DATA LINES
-- -- --
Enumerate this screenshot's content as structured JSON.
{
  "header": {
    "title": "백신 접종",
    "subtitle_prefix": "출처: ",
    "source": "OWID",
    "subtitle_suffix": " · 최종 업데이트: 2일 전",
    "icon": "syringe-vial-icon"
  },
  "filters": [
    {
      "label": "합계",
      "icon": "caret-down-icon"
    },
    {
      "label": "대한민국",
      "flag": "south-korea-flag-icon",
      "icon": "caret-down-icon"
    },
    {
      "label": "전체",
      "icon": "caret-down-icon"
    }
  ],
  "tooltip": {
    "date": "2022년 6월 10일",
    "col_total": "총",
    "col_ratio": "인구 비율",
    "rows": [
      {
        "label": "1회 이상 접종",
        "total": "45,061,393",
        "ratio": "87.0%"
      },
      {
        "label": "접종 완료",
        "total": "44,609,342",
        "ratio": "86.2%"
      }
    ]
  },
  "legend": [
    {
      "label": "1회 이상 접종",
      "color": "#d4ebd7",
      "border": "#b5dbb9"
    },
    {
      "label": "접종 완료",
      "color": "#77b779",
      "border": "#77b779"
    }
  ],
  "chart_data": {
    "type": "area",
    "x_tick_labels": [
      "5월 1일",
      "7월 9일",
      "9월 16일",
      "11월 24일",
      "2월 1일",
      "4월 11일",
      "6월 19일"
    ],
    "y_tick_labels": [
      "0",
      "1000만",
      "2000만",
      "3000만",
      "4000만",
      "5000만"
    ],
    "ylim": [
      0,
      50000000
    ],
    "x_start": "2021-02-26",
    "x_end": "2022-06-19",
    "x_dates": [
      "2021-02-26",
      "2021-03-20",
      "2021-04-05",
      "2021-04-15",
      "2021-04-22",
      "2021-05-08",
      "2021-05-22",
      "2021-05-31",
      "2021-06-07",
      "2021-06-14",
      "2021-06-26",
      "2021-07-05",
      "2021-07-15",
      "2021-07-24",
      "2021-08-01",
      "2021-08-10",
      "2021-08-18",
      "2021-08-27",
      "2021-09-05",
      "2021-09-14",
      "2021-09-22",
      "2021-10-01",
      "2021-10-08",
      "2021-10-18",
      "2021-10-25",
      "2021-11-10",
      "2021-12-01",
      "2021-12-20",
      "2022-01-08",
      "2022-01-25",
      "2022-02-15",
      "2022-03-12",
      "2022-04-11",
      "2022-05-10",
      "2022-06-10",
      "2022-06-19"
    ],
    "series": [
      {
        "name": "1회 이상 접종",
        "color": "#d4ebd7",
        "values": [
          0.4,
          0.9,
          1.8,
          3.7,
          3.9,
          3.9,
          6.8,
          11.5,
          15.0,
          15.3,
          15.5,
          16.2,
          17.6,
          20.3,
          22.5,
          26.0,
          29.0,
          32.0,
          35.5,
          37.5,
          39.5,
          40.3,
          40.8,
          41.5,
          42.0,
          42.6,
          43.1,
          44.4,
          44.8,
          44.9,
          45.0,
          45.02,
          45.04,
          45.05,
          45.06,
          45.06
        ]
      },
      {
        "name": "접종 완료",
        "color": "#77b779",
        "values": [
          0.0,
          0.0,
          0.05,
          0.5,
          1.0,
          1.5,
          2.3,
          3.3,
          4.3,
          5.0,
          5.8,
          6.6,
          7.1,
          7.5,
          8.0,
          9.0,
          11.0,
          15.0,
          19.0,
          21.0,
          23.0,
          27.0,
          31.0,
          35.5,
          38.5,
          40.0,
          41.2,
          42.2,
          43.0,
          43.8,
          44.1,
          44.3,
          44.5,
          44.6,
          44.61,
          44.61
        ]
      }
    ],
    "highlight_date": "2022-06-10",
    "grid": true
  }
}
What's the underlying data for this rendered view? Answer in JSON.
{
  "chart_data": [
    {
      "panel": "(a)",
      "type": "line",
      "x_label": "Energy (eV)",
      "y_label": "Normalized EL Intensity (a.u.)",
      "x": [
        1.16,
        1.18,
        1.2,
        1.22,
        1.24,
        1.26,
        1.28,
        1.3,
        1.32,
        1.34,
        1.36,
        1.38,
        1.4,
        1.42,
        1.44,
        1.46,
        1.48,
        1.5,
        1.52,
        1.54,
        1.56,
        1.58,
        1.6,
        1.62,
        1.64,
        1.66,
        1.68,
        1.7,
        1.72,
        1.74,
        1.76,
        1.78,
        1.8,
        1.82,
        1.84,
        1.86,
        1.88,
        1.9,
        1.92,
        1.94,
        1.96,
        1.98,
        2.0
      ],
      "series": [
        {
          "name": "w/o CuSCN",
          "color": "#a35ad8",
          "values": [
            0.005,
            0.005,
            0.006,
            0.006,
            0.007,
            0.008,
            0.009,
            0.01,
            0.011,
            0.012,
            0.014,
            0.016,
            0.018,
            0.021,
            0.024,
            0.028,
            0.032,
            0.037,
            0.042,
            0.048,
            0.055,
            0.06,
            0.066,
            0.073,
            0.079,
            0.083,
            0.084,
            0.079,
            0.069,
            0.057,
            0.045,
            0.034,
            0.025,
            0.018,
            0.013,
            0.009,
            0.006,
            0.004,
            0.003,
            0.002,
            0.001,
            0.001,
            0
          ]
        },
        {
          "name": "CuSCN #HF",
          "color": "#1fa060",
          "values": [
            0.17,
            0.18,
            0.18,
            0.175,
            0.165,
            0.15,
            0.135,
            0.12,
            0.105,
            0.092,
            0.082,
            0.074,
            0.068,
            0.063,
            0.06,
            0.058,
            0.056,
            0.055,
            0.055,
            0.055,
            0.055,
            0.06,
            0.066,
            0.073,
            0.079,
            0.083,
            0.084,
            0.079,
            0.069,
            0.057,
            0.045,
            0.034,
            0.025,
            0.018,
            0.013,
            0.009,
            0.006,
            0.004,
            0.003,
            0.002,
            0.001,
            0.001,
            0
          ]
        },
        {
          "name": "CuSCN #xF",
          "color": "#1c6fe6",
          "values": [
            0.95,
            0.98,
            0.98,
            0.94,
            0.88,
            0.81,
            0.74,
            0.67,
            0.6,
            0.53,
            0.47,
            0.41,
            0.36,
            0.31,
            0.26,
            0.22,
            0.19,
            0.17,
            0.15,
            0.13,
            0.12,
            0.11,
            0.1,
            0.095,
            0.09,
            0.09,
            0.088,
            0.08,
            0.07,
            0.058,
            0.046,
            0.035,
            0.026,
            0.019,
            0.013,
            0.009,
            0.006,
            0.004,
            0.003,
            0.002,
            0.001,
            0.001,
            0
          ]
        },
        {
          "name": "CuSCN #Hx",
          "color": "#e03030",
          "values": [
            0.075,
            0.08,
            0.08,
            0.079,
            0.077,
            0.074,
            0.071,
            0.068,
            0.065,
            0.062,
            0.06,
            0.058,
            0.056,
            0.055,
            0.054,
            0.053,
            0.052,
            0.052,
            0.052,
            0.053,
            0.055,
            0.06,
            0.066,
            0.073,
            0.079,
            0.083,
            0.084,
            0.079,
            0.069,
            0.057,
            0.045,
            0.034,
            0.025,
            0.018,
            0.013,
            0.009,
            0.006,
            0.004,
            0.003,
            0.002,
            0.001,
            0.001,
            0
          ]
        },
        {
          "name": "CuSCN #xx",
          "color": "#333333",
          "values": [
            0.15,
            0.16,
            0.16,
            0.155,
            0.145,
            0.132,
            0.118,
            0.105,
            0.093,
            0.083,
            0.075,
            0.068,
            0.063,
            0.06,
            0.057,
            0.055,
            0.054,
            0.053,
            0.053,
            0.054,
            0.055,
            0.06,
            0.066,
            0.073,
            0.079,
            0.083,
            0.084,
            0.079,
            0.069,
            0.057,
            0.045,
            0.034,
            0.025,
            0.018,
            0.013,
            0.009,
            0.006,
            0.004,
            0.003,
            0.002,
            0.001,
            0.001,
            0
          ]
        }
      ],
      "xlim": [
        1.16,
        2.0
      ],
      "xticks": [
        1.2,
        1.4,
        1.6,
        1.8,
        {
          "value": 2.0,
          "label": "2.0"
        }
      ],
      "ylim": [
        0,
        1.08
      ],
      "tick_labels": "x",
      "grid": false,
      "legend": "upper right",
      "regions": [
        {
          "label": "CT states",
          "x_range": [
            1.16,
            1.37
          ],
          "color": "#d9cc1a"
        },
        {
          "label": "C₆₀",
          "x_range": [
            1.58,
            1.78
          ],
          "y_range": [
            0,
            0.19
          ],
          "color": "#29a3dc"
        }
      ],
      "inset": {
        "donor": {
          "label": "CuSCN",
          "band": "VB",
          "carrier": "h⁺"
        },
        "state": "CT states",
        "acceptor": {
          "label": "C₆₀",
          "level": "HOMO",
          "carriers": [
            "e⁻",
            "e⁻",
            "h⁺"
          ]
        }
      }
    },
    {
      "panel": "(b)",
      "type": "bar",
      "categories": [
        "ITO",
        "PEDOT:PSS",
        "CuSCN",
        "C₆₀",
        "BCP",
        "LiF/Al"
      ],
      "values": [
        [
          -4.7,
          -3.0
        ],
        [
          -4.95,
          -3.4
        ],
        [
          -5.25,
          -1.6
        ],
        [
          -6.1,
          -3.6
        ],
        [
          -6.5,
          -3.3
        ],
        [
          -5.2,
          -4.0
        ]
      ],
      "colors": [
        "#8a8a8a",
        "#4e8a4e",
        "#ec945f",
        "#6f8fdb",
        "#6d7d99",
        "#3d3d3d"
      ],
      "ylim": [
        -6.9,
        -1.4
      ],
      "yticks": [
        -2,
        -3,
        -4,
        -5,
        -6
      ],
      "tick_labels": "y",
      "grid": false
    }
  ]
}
-- -- --
WHAT IS ASKED
Wherever a line in the data above holds "JSON", copy that line.

THE OUTPUT
Enumerate this screenshot's content as structured JSON.
What's the underlying data for this rendered view? Answer in JSON.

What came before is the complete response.